## The input
▶
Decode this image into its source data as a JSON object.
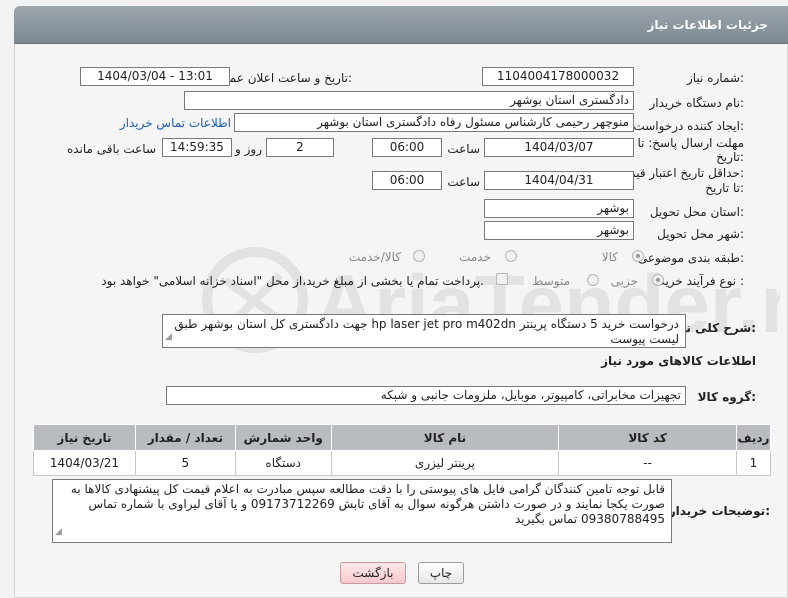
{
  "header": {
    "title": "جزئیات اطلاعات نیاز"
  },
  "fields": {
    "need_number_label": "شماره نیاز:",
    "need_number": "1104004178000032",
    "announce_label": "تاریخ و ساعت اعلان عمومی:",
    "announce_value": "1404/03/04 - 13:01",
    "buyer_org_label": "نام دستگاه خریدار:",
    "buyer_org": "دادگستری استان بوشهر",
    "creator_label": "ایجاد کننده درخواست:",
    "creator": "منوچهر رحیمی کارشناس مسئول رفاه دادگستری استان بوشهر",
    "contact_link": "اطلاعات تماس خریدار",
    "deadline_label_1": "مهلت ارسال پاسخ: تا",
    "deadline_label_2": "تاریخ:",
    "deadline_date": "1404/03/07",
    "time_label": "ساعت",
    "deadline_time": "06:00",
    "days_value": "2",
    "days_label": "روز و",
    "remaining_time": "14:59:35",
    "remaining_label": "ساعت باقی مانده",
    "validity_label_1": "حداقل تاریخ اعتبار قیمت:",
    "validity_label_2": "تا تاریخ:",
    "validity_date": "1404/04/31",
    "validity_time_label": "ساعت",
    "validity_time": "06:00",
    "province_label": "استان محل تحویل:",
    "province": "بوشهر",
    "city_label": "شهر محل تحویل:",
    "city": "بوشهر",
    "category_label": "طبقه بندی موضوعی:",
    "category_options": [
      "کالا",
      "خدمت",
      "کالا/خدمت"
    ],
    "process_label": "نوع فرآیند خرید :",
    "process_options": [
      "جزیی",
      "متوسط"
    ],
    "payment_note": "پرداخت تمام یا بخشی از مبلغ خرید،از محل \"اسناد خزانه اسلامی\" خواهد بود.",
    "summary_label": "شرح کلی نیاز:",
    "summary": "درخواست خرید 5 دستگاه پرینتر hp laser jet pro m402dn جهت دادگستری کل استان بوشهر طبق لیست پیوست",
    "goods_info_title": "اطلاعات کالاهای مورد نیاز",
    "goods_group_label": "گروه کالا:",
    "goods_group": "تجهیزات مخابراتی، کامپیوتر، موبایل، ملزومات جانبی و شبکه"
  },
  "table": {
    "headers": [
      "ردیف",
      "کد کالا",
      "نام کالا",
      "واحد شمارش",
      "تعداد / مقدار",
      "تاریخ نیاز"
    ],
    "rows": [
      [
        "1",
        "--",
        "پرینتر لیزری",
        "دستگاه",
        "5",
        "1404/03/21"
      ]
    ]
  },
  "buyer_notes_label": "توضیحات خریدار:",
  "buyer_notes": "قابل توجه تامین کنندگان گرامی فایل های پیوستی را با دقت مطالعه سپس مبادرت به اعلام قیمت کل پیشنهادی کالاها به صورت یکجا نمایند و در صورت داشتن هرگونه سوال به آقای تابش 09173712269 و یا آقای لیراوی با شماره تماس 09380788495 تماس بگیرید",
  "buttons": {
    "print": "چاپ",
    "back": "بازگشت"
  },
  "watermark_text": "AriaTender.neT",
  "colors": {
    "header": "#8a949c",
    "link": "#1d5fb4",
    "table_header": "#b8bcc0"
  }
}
◀
## Task instructions
Identify every line where the string "استان" appears.

## Written response
    "buyer_org": "دادگستری استان بوشهر",
    "creator": "منوچهر رحیمی کارشناس مسئول رفاه دادگستری استان بوشهر",
    "province_label": "استان محل تحویل:",
    "summary": "درخواست خرید 5 دستگاه پرینتر hp laser jet pro m402dn جهت دادگستری کل استان بوشهر طبق لیست پیوست",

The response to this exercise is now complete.